* _Short exercise_:
Search the records that follow and extract every line containing the string "JSON".

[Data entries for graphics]
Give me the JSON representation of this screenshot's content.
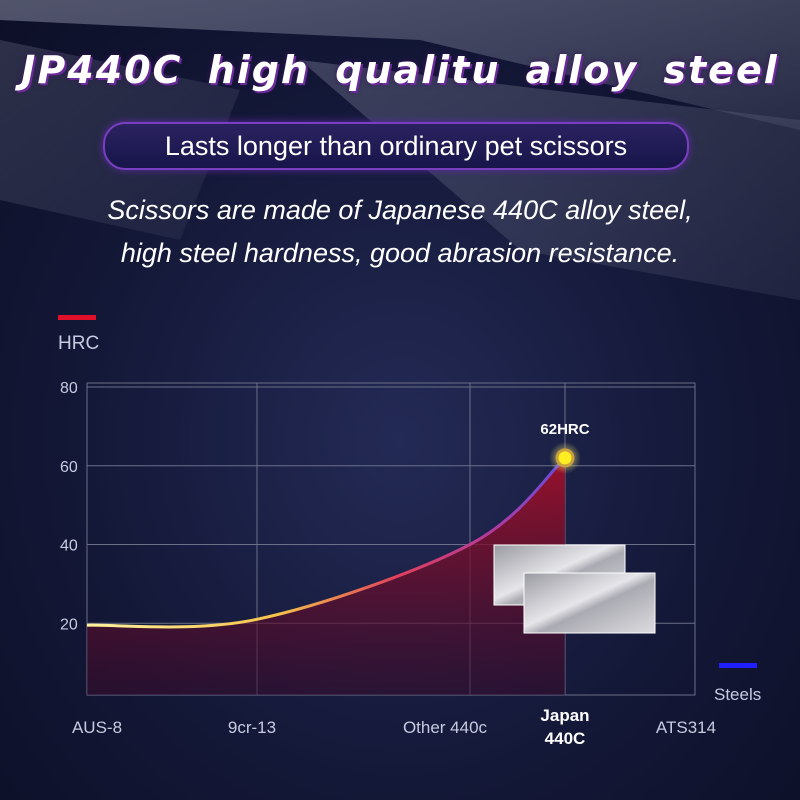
{
  "chart_data": {
    "type": "line",
    "title": "JP440C high qualitu alloy steel",
    "subtitle": "Lasts longer than ordinary pet scissors",
    "description": [
      "Scissors are made of Japanese 440C alloy steel,",
      "high steel hardness, good abrasion resistance."
    ],
    "y_label": "HRC",
    "x_label": "Steels",
    "categories": [
      "AUS-8",
      "9cr-13",
      "Other 440c",
      "Japan 440C",
      "ATS314"
    ],
    "values": [
      19.5,
      21,
      40,
      62,
      null
    ],
    "value_labels": [
      null,
      null,
      null,
      "62HRC",
      null
    ],
    "highlight": "Japan 440C",
    "ylim": [
      0,
      80
    ],
    "yticks": [
      20,
      40,
      60,
      80
    ],
    "grid": true
  }
}
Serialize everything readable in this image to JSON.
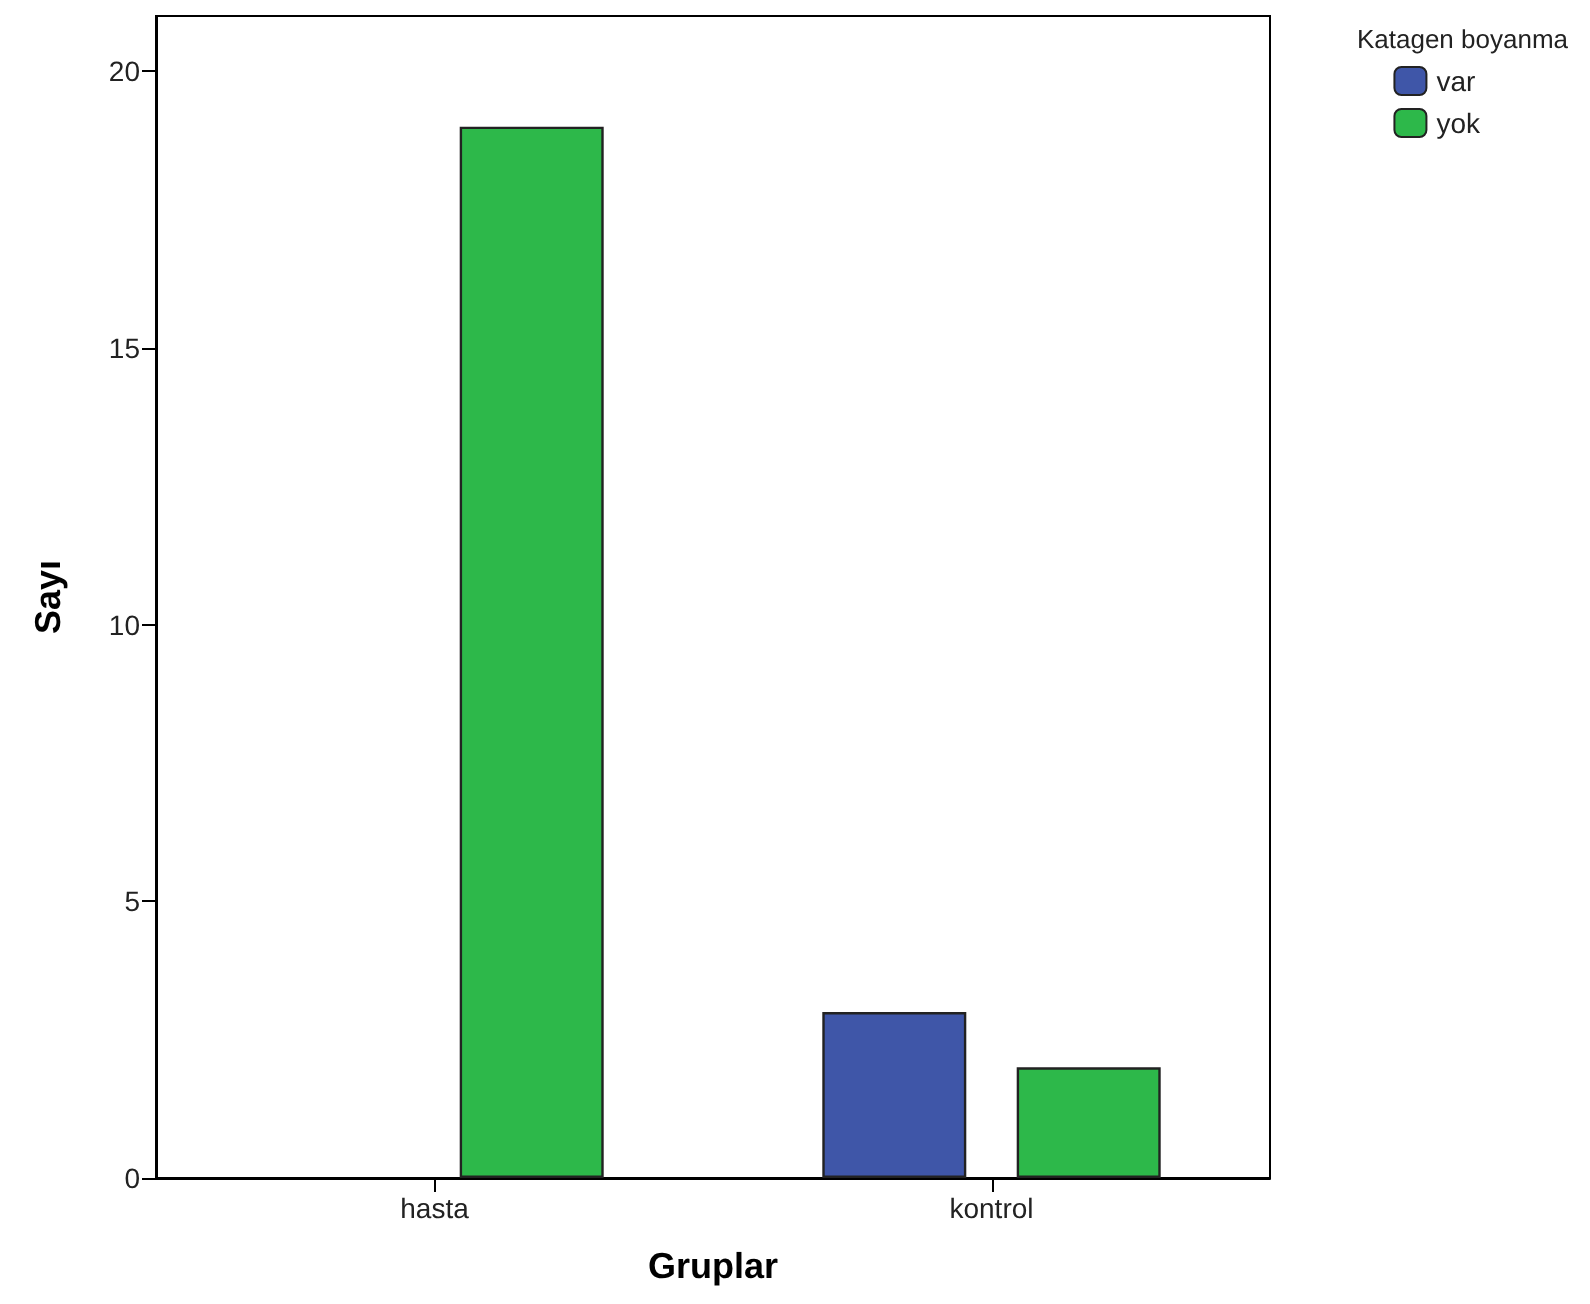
{
  "chart_data": {
    "type": "bar",
    "xlabel": "Gruplar",
    "ylabel": "Sayı",
    "legend_title": "Katagen boyanma",
    "categories": [
      "hasta",
      "kontrol"
    ],
    "series": [
      {
        "name": "var",
        "color": "#3f56a8",
        "values": [
          0,
          3
        ]
      },
      {
        "name": "yok",
        "color": "#2db84a",
        "values": [
          19,
          2
        ]
      }
    ],
    "ylim": [
      0,
      21
    ],
    "yticks": [
      0,
      5,
      10,
      15,
      20
    ],
    "grid": false,
    "legend": "top right"
  }
}
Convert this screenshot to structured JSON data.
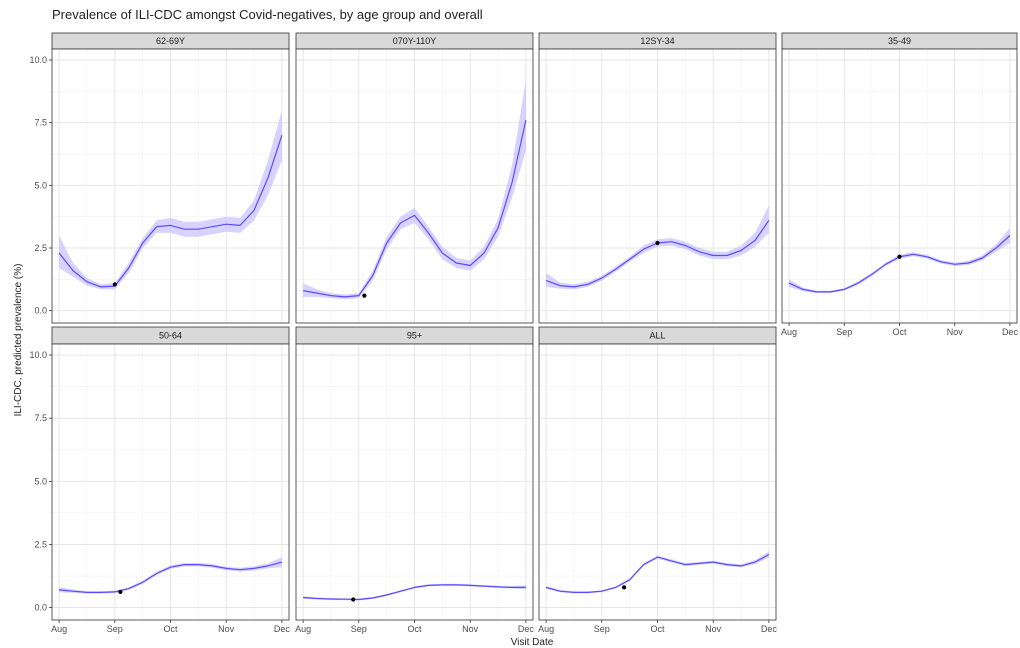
{
  "chart_data": {
    "type": "line",
    "title": "Prevalence of ILI-CDC amongst Covid-negatives, by age group and overall",
    "xlabel": "Visit Date",
    "ylabel": "ILI-CDC, predicted prevalence (%)",
    "x_ticks": [
      "Aug",
      "Sep",
      "Oct",
      "Nov",
      "Dec"
    ],
    "y_ticks": [
      "0.0",
      "2.5",
      "5.0",
      "7.5",
      "10.0"
    ],
    "xlim": [
      0,
      4
    ],
    "ylim": [
      0,
      10
    ],
    "grid": true,
    "legend": "none",
    "colors": {
      "line": "#5b4bff",
      "band": "#c9c3ff",
      "point": "#000000",
      "strip": "#d9d9d9"
    },
    "panels": [
      {
        "name": "62-69Y",
        "x": [
          0,
          0.25,
          0.5,
          0.75,
          1.0,
          1.25,
          1.5,
          1.75,
          2.0,
          2.25,
          2.5,
          2.75,
          3.0,
          3.25,
          3.5,
          3.75,
          4.0
        ],
        "y": [
          2.3,
          1.6,
          1.15,
          0.95,
          0.98,
          1.7,
          2.7,
          3.35,
          3.4,
          3.25,
          3.25,
          3.35,
          3.45,
          3.4,
          4.0,
          5.3,
          7.0
        ],
        "lower": [
          1.7,
          1.35,
          1.0,
          0.85,
          0.85,
          1.5,
          2.5,
          3.1,
          3.1,
          2.95,
          2.95,
          3.05,
          3.15,
          3.1,
          3.6,
          4.6,
          6.0
        ],
        "upper": [
          3.0,
          1.9,
          1.3,
          1.05,
          1.1,
          1.9,
          2.9,
          3.6,
          3.7,
          3.55,
          3.55,
          3.65,
          3.75,
          3.7,
          4.4,
          6.0,
          8.0
        ],
        "point": [
          1.0,
          1.05
        ]
      },
      {
        "name": "070Y-110Y",
        "x": [
          0,
          0.25,
          0.5,
          0.75,
          1.0,
          1.25,
          1.5,
          1.75,
          2.0,
          2.25,
          2.5,
          2.75,
          3.0,
          3.25,
          3.5,
          3.75,
          4.0
        ],
        "y": [
          0.8,
          0.7,
          0.6,
          0.55,
          0.6,
          1.4,
          2.7,
          3.5,
          3.8,
          3.1,
          2.3,
          1.9,
          1.8,
          2.3,
          3.3,
          5.1,
          7.6
        ],
        "lower": [
          0.55,
          0.55,
          0.5,
          0.45,
          0.5,
          1.2,
          2.45,
          3.25,
          3.5,
          2.85,
          2.05,
          1.7,
          1.6,
          2.05,
          2.95,
          4.5,
          6.4
        ],
        "upper": [
          1.1,
          0.85,
          0.7,
          0.65,
          0.7,
          1.6,
          2.95,
          3.75,
          4.1,
          3.35,
          2.55,
          2.1,
          2.0,
          2.55,
          3.65,
          5.8,
          9.2
        ],
        "point": [
          1.1,
          0.6
        ]
      },
      {
        "name": "12SY-34",
        "x": [
          0,
          0.25,
          0.5,
          0.75,
          1.0,
          1.25,
          1.5,
          1.75,
          2.0,
          2.25,
          2.5,
          2.75,
          3.0,
          3.25,
          3.5,
          3.75,
          4.0
        ],
        "y": [
          1.2,
          1.0,
          0.95,
          1.05,
          1.3,
          1.65,
          2.05,
          2.45,
          2.7,
          2.75,
          2.6,
          2.35,
          2.2,
          2.2,
          2.4,
          2.8,
          3.6
        ],
        "lower": [
          0.95,
          0.88,
          0.85,
          0.95,
          1.2,
          1.55,
          1.95,
          2.3,
          2.55,
          2.6,
          2.45,
          2.2,
          2.05,
          2.05,
          2.2,
          2.55,
          3.1
        ],
        "upper": [
          1.5,
          1.12,
          1.05,
          1.15,
          1.4,
          1.75,
          2.15,
          2.6,
          2.85,
          2.9,
          2.75,
          2.5,
          2.35,
          2.35,
          2.6,
          3.1,
          4.2
        ],
        "point": [
          2.0,
          2.7
        ]
      },
      {
        "name": "35-49",
        "x": [
          0,
          0.25,
          0.5,
          0.75,
          1.0,
          1.25,
          1.5,
          1.75,
          2.0,
          2.25,
          2.5,
          2.75,
          3.0,
          3.25,
          3.5,
          3.75,
          4.0
        ],
        "y": [
          1.1,
          0.85,
          0.75,
          0.75,
          0.85,
          1.1,
          1.45,
          1.85,
          2.15,
          2.25,
          2.15,
          1.95,
          1.85,
          1.9,
          2.1,
          2.5,
          3.0
        ],
        "lower": [
          0.95,
          0.78,
          0.7,
          0.7,
          0.8,
          1.03,
          1.38,
          1.78,
          2.07,
          2.17,
          2.07,
          1.88,
          1.78,
          1.82,
          2.0,
          2.35,
          2.7
        ],
        "upper": [
          1.25,
          0.92,
          0.8,
          0.8,
          0.9,
          1.17,
          1.52,
          1.92,
          2.23,
          2.33,
          2.23,
          2.02,
          1.92,
          1.98,
          2.2,
          2.65,
          3.3
        ],
        "point": [
          2.0,
          2.15
        ]
      },
      {
        "name": "50-64",
        "x": [
          0,
          0.25,
          0.5,
          0.75,
          1.0,
          1.25,
          1.5,
          1.75,
          2.0,
          2.25,
          2.5,
          2.75,
          3.0,
          3.25,
          3.5,
          3.75,
          4.0
        ],
        "y": [
          0.7,
          0.65,
          0.6,
          0.6,
          0.62,
          0.75,
          1.0,
          1.35,
          1.6,
          1.7,
          1.7,
          1.65,
          1.55,
          1.5,
          1.55,
          1.65,
          1.8
        ],
        "lower": [
          0.6,
          0.58,
          0.55,
          0.55,
          0.57,
          0.7,
          0.94,
          1.28,
          1.53,
          1.63,
          1.63,
          1.58,
          1.48,
          1.43,
          1.47,
          1.55,
          1.6
        ],
        "upper": [
          0.8,
          0.72,
          0.65,
          0.65,
          0.67,
          0.8,
          1.06,
          1.42,
          1.67,
          1.77,
          1.77,
          1.72,
          1.62,
          1.57,
          1.63,
          1.75,
          2.0
        ],
        "point": [
          1.1,
          0.62
        ]
      },
      {
        "name": "95+",
        "x": [
          0,
          0.25,
          0.5,
          0.75,
          1.0,
          1.25,
          1.5,
          1.75,
          2.0,
          2.25,
          2.5,
          2.75,
          3.0,
          3.25,
          3.5,
          3.75,
          4.0
        ],
        "y": [
          0.4,
          0.36,
          0.34,
          0.33,
          0.32,
          0.38,
          0.5,
          0.65,
          0.8,
          0.88,
          0.9,
          0.9,
          0.88,
          0.85,
          0.82,
          0.8,
          0.8
        ],
        "lower": [
          0.35,
          0.32,
          0.3,
          0.29,
          0.28,
          0.34,
          0.46,
          0.61,
          0.76,
          0.84,
          0.86,
          0.86,
          0.84,
          0.81,
          0.78,
          0.75,
          0.72
        ],
        "upper": [
          0.45,
          0.4,
          0.38,
          0.37,
          0.36,
          0.42,
          0.54,
          0.69,
          0.84,
          0.92,
          0.94,
          0.94,
          0.92,
          0.89,
          0.86,
          0.85,
          0.88
        ],
        "point": [
          0.9,
          0.32
        ]
      },
      {
        "name": "ALL",
        "x": [
          0,
          0.25,
          0.5,
          0.75,
          1.0,
          1.25,
          1.5,
          1.75,
          2.0,
          2.25,
          2.5,
          2.75,
          3.0,
          3.25,
          3.5,
          3.75,
          4.0
        ],
        "y": [
          0.8,
          0.65,
          0.6,
          0.6,
          0.65,
          0.8,
          1.1,
          1.7,
          2.0,
          1.85,
          1.7,
          1.75,
          1.8,
          1.7,
          1.65,
          1.8,
          2.1
        ],
        "lower": [
          0.74,
          0.6,
          0.56,
          0.56,
          0.61,
          0.76,
          1.05,
          1.64,
          1.94,
          1.79,
          1.64,
          1.69,
          1.74,
          1.64,
          1.59,
          1.72,
          1.98
        ],
        "upper": [
          0.86,
          0.7,
          0.64,
          0.64,
          0.69,
          0.84,
          1.15,
          1.76,
          2.06,
          1.91,
          1.76,
          1.81,
          1.86,
          1.76,
          1.71,
          1.88,
          2.22
        ],
        "point": [
          1.4,
          0.8
        ]
      }
    ]
  }
}
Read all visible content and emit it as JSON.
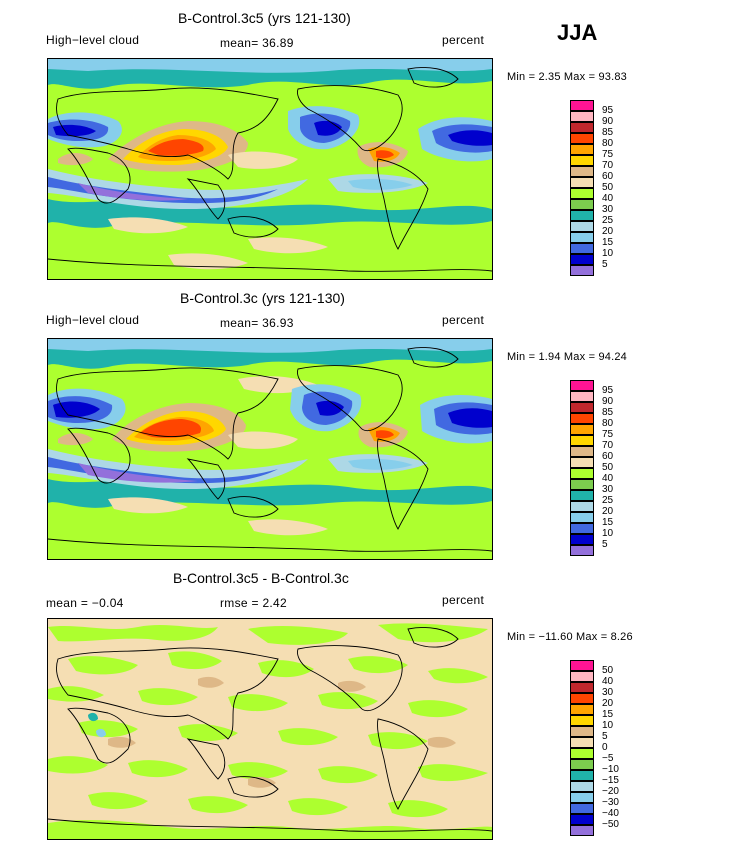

* _The reply_:
Give me the JSON representation of this screenshot's content.
Serialize everything readable in this image to JSON.
Convert this screenshot to structured JSON data.
Read all visible content and emit it as JSON.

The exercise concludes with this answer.